> [PROBLEM]: What follows are records. Restate all of them word for word.

> [RECORD LIST]:
——————————

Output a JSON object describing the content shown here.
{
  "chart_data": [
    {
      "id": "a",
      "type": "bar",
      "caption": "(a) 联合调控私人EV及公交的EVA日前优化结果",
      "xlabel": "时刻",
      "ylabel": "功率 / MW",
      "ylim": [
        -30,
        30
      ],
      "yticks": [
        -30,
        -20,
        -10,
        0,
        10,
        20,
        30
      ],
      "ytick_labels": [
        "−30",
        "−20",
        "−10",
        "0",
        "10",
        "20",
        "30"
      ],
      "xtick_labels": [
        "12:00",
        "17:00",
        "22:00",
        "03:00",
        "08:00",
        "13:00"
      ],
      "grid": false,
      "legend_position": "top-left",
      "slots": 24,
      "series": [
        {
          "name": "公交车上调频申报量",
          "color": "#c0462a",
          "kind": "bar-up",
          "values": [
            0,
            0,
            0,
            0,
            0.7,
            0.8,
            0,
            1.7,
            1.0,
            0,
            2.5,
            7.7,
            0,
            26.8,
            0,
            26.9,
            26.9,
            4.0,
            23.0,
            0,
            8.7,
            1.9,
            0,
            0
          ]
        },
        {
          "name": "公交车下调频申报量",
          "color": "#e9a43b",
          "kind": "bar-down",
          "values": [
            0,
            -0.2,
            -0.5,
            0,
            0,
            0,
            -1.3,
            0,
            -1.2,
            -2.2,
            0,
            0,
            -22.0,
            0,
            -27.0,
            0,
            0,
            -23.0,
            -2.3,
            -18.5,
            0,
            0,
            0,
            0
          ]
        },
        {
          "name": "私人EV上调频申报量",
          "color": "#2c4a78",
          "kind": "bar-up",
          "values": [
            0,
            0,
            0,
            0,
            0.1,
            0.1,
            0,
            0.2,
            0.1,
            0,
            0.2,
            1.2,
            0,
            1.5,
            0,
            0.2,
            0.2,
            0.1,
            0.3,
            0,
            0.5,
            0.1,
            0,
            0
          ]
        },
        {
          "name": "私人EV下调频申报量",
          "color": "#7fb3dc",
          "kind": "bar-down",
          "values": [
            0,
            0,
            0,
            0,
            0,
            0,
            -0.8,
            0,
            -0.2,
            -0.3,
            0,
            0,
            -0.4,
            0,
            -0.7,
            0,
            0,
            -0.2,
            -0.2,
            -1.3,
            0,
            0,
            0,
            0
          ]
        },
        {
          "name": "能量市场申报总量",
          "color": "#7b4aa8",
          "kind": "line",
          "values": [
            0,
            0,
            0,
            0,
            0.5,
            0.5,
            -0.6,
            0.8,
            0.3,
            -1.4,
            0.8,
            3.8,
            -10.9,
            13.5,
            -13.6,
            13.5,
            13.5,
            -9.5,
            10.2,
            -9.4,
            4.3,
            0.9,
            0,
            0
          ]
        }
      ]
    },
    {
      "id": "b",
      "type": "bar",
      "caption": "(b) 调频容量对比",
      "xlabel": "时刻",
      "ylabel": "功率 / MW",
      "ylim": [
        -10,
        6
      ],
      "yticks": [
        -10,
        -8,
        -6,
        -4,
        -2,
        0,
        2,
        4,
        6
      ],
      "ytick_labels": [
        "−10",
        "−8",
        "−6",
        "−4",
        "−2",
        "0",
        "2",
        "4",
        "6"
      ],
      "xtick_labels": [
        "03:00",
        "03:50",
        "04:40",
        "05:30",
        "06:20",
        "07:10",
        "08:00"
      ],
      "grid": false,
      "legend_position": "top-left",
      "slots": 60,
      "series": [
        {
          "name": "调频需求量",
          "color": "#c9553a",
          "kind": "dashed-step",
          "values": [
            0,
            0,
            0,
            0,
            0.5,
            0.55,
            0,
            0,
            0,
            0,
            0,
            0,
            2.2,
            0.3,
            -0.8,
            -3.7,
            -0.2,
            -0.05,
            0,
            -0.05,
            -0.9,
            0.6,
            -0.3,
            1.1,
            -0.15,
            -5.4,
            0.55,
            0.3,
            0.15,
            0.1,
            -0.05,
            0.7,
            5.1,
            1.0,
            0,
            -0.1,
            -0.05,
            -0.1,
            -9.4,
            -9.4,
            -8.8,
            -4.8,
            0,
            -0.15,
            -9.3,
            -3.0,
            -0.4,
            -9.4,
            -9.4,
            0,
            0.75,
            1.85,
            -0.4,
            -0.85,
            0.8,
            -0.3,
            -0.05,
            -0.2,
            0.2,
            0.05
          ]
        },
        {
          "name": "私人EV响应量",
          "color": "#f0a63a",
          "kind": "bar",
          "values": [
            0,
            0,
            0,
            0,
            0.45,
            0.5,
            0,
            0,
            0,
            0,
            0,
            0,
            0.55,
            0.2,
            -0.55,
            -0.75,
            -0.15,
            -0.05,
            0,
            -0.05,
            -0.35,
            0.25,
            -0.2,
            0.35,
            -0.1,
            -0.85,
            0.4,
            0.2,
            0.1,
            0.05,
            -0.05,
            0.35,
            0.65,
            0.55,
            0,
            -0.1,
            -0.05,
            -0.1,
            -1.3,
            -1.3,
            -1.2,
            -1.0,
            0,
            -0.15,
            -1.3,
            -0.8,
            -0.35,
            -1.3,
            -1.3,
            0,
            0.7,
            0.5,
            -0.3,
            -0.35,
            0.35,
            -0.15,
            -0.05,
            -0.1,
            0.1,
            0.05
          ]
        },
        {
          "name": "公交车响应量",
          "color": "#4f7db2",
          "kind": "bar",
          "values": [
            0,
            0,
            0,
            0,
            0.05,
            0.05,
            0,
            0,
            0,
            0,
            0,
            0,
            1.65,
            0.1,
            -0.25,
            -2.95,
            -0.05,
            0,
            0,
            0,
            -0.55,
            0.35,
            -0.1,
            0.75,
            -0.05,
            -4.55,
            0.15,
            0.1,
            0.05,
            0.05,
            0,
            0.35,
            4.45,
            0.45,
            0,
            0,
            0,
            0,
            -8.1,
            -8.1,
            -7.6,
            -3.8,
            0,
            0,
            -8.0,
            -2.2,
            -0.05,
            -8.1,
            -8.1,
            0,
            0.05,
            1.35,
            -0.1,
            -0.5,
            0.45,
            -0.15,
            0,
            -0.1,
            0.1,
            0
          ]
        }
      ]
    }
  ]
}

——————————

> [CORRECT OUTPUT]:
Output a JSON object describing the content shown here.
{
  "chart_data": [
    {
      "id": "a",
      "type": "bar",
      "caption": "(a) 联合调控私人EV及公交的EVA日前优化结果",
      "xlabel": "时刻",
      "ylabel": "功率 / MW",
      "ylim": [
        -30,
        30
      ],
      "yticks": [
        -30,
        -20,
        -10,
        0,
        10,
        20,
        30
      ],
      "ytick_labels": [
        "−30",
        "−20",
        "−10",
        "0",
        "10",
        "20",
        "30"
      ],
      "xtick_labels": [
        "12:00",
        "17:00",
        "22:00",
        "03:00",
        "08:00",
        "13:00"
      ],
      "grid": false,
      "legend_position": "top-left",
      "slots": 24,
      "series": [
        {
          "name": "公交车上调频申报量",
          "color": "#c0462a",
          "kind": "bar-up",
          "values": [
            0,
            0,
            0,
            0,
            0.7,
            0.8,
            0,
            1.7,
            1.0,
            0,
            2.5,
            7.7,
            0,
            26.8,
            0,
            26.9,
            26.9,
            4.0,
            23.0,
            0,
            8.7,
            1.9,
            0,
            0
          ]
        },
        {
          "name": "公交车下调频申报量",
          "color": "#e9a43b",
          "kind": "bar-down",
          "values": [
            0,
            -0.2,
            -0.5,
            0,
            0,
            0,
            -1.3,
            0,
            -1.2,
            -2.2,
            0,
            0,
            -22.0,
            0,
            -27.0,
            0,
            0,
            -23.0,
            -2.3,
            -18.5,
            0,
            0,
            0,
            0
          ]
        },
        {
          "name": "私人EV上调频申报量",
          "color": "#2c4a78",
          "kind": "bar-up",
          "values": [
            0,
            0,
            0,
            0,
            0.1,
            0.1,
            0,
            0.2,
            0.1,
            0,
            0.2,
            1.2,
            0,
            1.5,
            0,
            0.2,
            0.2,
            0.1,
            0.3,
            0,
            0.5,
            0.1,
            0,
            0
          ]
        },
        {
          "name": "私人EV下调频申报量",
          "color": "#7fb3dc",
          "kind": "bar-down",
          "values": [
            0,
            0,
            0,
            0,
            0,
            0,
            -0.8,
            0,
            -0.2,
            -0.3,
            0,
            0,
            -0.4,
            0,
            -0.7,
            0,
            0,
            -0.2,
            -0.2,
            -1.3,
            0,
            0,
            0,
            0
          ]
        },
        {
          "name": "能量市场申报总量",
          "color": "#7b4aa8",
          "kind": "line",
          "values": [
            0,
            0,
            0,
            0,
            0.5,
            0.5,
            -0.6,
            0.8,
            0.3,
            -1.4,
            0.8,
            3.8,
            -10.9,
            13.5,
            -13.6,
            13.5,
            13.5,
            -9.5,
            10.2,
            -9.4,
            4.3,
            0.9,
            0,
            0
          ]
        }
      ]
    },
    {
      "id": "b",
      "type": "bar",
      "caption": "(b) 调频容量对比",
      "xlabel": "时刻",
      "ylabel": "功率 / MW",
      "ylim": [
        -10,
        6
      ],
      "yticks": [
        -10,
        -8,
        -6,
        -4,
        -2,
        0,
        2,
        4,
        6
      ],
      "ytick_labels": [
        "−10",
        "−8",
        "−6",
        "−4",
        "−2",
        "0",
        "2",
        "4",
        "6"
      ],
      "xtick_labels": [
        "03:00",
        "03:50",
        "04:40",
        "05:30",
        "06:20",
        "07:10",
        "08:00"
      ],
      "grid": false,
      "legend_position": "top-left",
      "slots": 60,
      "series": [
        {
          "name": "调频需求量",
          "color": "#c9553a",
          "kind": "dashed-step",
          "values": [
            0,
            0,
            0,
            0,
            0.5,
            0.55,
            0,
            0,
            0,
            0,
            0,
            0,
            2.2,
            0.3,
            -0.8,
            -3.7,
            -0.2,
            -0.05,
            0,
            -0.05,
            -0.9,
            0.6,
            -0.3,
            1.1,
            -0.15,
            -5.4,
            0.55,
            0.3,
            0.15,
            0.1,
            -0.05,
            0.7,
            5.1,
            1.0,
            0,
            -0.1,
            -0.05,
            -0.1,
            -9.4,
            -9.4,
            -8.8,
            -4.8,
            0,
            -0.15,
            -9.3,
            -3.0,
            -0.4,
            -9.4,
            -9.4,
            0,
            0.75,
            1.85,
            -0.4,
            -0.85,
            0.8,
            -0.3,
            -0.05,
            -0.2,
            0.2,
            0.05
          ]
        },
        {
          "name": "私人EV响应量",
          "color": "#f0a63a",
          "kind": "bar",
          "values": [
            0,
            0,
            0,
            0,
            0.45,
            0.5,
            0,
            0,
            0,
            0,
            0,
            0,
            0.55,
            0.2,
            -0.55,
            -0.75,
            -0.15,
            -0.05,
            0,
            -0.05,
            -0.35,
            0.25,
            -0.2,
            0.35,
            -0.1,
            -0.85,
            0.4,
            0.2,
            0.1,
            0.05,
            -0.05,
            0.35,
            0.65,
            0.55,
            0,
            -0.1,
            -0.05,
            -0.1,
            -1.3,
            -1.3,
            -1.2,
            -1.0,
            0,
            -0.15,
            -1.3,
            -0.8,
            -0.35,
            -1.3,
            -1.3,
            0,
            0.7,
            0.5,
            -0.3,
            -0.35,
            0.35,
            -0.15,
            -0.05,
            -0.1,
            0.1,
            0.05
          ]
        },
        {
          "name": "公交车响应量",
          "color": "#4f7db2",
          "kind": "bar",
          "values": [
            0,
            0,
            0,
            0,
            0.05,
            0.05,
            0,
            0,
            0,
            0,
            0,
            0,
            1.65,
            0.1,
            -0.25,
            -2.95,
            -0.05,
            0,
            0,
            0,
            -0.55,
            0.35,
            -0.1,
            0.75,
            -0.05,
            -4.55,
            0.15,
            0.1,
            0.05,
            0.05,
            0,
            0.35,
            4.45,
            0.45,
            0,
            0,
            0,
            0,
            -8.1,
            -8.1,
            -7.6,
            -3.8,
            0,
            0,
            -8.0,
            -2.2,
            -0.05,
            -8.1,
            -8.1,
            0,
            0.05,
            1.35,
            -0.1,
            -0.5,
            0.45,
            -0.15,
            0,
            -0.1,
            0.1,
            0
          ]
        }
      ]
    }
  ]
}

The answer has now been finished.